• [EXERCISE] In the entries below, find each line bearing the string "Excision" and copy it.

----

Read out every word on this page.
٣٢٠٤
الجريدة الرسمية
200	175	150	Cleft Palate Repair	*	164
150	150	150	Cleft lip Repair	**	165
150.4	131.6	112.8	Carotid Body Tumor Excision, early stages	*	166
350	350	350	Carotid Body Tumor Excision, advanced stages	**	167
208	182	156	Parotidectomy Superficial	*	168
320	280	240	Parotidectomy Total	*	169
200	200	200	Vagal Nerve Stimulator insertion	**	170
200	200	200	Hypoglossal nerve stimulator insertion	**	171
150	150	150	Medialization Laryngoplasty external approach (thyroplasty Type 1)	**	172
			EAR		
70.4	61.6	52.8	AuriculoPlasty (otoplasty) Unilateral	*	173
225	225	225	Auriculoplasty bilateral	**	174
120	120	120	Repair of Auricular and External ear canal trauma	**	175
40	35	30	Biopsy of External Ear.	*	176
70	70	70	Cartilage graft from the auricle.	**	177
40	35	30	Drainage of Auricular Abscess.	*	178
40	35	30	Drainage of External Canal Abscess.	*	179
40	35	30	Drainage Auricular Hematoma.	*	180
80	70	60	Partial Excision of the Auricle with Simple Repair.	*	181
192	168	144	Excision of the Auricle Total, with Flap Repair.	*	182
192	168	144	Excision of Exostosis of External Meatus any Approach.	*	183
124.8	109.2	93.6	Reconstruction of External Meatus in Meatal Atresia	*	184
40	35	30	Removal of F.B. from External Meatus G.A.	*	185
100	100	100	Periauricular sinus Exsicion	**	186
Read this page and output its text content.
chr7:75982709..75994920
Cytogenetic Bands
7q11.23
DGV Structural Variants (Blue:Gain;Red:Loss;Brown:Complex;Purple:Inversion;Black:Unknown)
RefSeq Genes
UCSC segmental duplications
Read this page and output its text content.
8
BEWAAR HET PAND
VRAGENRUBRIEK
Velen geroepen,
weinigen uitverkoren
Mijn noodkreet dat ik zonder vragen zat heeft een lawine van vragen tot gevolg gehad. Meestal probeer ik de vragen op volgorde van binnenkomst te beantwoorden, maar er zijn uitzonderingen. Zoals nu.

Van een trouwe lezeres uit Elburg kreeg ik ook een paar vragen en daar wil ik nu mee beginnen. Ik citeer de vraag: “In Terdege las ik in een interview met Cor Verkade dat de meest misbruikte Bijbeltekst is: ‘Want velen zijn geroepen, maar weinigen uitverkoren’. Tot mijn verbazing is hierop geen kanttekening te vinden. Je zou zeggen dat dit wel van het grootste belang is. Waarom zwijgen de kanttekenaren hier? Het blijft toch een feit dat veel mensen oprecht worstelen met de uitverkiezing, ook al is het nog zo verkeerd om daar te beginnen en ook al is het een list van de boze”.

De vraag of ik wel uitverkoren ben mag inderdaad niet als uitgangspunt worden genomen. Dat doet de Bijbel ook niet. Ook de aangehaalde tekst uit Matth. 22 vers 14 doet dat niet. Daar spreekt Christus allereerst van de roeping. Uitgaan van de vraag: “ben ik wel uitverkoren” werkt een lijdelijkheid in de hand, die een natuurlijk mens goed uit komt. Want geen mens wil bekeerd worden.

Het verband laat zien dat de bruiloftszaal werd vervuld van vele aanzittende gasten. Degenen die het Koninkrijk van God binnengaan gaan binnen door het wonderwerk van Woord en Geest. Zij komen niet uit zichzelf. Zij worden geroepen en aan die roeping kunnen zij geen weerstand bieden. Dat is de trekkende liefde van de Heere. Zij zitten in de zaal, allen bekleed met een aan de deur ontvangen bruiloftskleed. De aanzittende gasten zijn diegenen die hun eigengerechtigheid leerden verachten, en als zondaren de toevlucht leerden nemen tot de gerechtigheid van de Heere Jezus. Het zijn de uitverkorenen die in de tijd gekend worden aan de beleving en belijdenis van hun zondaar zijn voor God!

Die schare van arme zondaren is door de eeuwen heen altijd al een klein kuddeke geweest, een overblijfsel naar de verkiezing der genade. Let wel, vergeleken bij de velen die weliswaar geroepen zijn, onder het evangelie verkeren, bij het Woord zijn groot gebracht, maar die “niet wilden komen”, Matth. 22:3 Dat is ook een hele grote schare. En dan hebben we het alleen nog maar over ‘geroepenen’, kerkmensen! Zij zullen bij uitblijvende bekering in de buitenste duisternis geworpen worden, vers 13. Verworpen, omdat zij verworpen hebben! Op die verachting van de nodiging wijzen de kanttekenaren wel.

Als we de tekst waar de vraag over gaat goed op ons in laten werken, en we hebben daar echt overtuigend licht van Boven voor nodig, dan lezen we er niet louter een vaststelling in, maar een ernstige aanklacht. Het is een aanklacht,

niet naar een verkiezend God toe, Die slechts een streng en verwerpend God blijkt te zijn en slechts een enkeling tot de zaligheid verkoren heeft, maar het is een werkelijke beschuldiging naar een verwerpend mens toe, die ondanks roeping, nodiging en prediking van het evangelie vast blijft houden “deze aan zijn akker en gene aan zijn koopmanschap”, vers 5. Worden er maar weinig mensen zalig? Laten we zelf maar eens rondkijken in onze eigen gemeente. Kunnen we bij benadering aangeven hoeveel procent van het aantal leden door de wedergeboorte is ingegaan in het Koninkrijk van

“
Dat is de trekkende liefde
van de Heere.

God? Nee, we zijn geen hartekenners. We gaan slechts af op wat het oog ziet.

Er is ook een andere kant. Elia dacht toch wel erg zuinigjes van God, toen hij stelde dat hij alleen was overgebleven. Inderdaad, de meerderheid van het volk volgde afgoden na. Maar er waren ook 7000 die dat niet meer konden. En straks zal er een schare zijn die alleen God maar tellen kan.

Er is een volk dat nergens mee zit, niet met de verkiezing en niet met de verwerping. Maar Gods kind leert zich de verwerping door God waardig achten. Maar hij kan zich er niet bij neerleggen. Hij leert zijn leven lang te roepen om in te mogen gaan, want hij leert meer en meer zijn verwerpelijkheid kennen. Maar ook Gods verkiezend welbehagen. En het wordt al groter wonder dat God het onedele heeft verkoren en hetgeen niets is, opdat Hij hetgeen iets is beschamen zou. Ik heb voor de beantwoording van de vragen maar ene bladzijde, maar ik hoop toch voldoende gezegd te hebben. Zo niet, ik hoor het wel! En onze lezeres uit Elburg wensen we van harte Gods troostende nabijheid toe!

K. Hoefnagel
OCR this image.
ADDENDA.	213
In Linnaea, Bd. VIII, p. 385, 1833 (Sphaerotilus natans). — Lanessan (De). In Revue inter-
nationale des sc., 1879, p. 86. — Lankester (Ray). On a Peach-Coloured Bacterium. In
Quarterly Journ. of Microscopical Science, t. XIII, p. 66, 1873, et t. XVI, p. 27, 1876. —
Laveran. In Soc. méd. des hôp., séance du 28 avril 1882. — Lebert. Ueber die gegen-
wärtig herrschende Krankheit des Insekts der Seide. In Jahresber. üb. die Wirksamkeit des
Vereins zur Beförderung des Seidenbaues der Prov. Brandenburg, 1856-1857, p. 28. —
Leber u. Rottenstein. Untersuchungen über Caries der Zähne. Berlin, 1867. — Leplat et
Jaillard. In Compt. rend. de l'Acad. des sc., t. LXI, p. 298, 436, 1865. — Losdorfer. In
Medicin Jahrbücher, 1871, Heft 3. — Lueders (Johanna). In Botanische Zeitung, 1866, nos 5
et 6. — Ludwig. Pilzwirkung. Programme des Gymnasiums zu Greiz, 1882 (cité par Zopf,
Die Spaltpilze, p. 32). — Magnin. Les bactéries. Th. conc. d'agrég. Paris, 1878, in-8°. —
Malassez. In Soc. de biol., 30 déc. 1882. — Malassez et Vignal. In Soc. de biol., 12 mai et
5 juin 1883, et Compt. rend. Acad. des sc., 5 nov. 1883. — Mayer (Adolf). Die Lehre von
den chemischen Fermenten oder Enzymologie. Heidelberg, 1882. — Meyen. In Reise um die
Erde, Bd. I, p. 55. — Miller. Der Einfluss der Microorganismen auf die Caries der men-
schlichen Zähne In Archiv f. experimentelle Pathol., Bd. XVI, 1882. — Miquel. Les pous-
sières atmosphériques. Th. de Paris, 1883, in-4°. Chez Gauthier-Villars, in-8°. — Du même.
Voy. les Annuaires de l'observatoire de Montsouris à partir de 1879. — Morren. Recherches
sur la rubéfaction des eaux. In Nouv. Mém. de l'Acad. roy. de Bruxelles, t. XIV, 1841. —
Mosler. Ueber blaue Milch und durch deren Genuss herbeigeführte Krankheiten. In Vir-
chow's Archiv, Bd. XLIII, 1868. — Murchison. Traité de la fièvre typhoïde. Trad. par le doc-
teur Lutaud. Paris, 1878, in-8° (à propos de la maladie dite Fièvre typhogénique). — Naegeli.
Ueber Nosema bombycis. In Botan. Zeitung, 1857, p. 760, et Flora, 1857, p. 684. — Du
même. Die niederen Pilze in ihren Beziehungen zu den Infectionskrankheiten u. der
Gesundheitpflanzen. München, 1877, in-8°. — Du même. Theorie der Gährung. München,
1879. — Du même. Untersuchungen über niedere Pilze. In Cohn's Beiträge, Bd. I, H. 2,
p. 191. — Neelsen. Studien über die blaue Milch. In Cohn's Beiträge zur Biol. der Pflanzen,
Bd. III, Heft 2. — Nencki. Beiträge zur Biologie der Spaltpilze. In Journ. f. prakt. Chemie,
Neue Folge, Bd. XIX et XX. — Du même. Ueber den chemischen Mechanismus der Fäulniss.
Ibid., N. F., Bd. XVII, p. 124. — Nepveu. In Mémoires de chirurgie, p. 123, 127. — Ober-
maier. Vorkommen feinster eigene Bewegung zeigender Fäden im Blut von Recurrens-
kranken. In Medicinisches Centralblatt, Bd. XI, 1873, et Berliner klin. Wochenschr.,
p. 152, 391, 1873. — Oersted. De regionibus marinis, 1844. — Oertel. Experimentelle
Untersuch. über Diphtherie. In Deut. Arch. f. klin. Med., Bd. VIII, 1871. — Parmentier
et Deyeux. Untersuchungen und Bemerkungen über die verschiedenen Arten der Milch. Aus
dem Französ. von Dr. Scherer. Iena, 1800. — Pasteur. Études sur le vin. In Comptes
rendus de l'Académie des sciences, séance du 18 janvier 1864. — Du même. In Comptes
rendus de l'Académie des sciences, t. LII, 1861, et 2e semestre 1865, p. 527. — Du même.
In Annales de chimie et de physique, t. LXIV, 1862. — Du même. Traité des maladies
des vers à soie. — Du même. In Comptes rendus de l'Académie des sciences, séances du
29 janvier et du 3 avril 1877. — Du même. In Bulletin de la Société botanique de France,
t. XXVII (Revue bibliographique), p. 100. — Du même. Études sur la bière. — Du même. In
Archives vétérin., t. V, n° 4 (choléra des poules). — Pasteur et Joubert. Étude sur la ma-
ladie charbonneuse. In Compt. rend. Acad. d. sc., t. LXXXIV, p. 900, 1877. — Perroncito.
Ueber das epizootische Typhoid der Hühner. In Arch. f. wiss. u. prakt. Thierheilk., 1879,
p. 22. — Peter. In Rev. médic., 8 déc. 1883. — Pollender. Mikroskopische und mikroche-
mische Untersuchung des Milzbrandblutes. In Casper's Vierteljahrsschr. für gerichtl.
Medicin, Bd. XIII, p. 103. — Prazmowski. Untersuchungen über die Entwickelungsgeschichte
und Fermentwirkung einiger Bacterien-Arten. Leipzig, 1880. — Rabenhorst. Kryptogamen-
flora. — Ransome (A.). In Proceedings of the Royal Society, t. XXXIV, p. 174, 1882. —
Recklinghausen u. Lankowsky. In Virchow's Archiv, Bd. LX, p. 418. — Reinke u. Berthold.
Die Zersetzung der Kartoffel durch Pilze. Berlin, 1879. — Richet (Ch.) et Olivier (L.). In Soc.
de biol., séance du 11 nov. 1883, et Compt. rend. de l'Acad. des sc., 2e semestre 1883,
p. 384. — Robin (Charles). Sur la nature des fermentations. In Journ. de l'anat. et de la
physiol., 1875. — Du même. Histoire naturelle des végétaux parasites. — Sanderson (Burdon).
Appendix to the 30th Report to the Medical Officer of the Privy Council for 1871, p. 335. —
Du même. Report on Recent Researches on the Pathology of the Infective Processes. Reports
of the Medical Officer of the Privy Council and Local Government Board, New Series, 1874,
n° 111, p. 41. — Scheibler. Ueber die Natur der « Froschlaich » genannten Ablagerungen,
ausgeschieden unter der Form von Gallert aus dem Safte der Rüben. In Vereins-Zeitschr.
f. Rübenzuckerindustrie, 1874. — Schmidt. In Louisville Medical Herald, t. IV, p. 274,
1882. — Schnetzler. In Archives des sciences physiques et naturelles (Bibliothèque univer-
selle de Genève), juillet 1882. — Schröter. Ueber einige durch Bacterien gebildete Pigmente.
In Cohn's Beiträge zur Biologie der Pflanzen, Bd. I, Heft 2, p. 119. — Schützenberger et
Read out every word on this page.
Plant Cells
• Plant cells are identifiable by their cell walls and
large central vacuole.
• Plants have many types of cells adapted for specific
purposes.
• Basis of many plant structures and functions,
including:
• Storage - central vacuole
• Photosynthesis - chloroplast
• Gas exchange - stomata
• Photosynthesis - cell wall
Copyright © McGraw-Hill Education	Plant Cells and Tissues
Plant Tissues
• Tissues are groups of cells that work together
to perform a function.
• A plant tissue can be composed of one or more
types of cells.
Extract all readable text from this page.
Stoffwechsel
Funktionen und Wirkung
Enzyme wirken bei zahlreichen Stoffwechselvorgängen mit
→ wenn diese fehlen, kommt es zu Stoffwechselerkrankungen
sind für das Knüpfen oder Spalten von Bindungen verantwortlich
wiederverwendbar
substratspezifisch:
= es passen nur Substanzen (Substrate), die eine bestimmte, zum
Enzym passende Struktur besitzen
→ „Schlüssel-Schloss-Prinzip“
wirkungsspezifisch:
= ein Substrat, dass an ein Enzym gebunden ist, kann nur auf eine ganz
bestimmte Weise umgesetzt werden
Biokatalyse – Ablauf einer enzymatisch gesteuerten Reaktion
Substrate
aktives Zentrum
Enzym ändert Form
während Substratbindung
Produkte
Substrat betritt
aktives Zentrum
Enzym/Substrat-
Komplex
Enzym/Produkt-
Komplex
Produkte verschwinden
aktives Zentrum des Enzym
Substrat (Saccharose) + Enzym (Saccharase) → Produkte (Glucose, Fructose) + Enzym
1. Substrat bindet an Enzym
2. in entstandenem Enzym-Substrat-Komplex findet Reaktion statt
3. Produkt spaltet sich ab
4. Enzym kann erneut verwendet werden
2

----

• [RESULT]
150.4	131.6	112.8	Carotid Body Tumor Excision, early stages	*	166
350	350	350	Carotid Body Tumor Excision, advanced stages	**	167
80	70	60	Partial Excision of the Auricle with Simple Repair.	*	181
192	168	144	Excision of the Auricle Total, with Flap Repair.	*	182
192	168	144	Excision of Exostosis of External Meatus any Approach.	*	183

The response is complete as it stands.